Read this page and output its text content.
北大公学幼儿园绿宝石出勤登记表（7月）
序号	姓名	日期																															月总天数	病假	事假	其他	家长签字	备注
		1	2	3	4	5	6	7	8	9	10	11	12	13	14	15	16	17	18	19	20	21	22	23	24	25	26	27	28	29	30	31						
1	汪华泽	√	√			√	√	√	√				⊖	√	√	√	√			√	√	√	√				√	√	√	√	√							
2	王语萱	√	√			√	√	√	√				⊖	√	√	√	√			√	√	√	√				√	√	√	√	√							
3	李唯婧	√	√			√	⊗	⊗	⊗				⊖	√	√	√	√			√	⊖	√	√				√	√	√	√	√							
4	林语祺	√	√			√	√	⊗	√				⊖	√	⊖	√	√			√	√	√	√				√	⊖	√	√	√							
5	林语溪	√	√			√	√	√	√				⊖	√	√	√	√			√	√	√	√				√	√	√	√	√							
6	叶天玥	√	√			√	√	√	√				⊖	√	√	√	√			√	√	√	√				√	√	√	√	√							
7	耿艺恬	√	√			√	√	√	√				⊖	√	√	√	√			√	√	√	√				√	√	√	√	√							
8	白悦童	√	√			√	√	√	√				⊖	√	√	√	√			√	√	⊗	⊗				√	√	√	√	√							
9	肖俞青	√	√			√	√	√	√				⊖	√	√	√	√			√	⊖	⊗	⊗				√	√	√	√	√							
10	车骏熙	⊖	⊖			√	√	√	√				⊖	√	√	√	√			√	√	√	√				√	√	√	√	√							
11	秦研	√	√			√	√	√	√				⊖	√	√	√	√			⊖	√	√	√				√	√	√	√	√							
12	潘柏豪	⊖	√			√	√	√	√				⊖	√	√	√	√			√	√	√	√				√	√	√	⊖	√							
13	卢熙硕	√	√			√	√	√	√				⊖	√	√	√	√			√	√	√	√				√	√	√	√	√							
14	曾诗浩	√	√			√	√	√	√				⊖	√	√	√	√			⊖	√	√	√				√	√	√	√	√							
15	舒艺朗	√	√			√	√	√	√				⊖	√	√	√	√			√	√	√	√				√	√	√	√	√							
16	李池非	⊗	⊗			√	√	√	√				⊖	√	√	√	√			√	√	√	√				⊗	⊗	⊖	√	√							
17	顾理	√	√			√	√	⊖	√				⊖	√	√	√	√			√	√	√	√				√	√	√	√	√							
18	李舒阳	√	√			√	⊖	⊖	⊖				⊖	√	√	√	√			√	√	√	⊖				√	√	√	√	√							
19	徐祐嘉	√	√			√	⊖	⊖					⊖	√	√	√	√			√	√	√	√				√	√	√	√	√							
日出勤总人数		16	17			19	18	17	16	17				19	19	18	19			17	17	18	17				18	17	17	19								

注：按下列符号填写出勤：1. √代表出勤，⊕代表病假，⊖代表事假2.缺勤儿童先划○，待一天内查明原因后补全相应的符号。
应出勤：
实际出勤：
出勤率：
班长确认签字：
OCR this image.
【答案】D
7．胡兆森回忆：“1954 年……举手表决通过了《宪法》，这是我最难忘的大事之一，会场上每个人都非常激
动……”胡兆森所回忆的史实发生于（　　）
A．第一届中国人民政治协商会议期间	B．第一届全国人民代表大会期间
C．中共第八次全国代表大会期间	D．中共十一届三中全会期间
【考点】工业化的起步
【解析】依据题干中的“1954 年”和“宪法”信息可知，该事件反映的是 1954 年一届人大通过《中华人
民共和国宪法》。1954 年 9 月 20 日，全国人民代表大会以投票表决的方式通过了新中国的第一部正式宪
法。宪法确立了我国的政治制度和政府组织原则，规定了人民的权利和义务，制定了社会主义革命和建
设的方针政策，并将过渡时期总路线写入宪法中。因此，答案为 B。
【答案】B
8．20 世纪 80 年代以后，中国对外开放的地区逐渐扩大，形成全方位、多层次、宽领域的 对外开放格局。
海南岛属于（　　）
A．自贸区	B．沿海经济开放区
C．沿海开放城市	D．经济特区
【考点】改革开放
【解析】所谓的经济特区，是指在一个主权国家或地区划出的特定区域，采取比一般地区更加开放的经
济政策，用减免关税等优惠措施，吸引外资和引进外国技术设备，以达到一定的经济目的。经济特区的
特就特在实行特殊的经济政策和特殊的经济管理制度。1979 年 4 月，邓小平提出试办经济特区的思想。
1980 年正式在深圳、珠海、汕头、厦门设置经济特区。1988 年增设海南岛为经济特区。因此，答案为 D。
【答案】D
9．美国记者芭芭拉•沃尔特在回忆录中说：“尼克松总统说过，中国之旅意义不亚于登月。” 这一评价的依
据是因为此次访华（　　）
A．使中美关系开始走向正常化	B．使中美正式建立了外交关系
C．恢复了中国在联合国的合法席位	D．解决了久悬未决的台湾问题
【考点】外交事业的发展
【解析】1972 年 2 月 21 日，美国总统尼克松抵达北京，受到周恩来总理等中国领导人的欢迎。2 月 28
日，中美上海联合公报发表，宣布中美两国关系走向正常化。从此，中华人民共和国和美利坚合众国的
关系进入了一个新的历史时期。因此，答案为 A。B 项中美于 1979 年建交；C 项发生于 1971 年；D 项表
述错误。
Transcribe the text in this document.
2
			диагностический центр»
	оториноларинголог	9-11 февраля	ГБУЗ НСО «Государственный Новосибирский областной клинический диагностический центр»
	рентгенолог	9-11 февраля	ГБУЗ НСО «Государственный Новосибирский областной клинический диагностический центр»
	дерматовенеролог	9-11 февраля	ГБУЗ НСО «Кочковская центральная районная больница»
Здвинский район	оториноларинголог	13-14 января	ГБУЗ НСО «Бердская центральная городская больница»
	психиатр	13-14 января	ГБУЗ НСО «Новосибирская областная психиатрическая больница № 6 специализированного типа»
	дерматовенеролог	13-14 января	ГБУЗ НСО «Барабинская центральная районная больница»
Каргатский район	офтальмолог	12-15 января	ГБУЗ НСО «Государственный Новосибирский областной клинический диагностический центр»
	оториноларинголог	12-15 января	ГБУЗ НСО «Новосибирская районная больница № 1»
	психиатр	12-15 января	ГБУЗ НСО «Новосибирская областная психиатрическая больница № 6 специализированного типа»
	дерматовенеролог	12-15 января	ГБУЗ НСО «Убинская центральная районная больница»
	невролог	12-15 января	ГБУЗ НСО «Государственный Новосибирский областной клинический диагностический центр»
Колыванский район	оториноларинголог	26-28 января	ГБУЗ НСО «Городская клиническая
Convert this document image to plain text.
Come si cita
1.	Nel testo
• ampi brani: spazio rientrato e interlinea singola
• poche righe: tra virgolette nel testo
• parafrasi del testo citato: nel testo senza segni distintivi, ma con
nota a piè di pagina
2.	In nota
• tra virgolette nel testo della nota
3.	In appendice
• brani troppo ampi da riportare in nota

####################

YOUR OBJECTIVE: Work out how many lines in the records above contain the word "brani", and give only that number.

SOLUTION: 2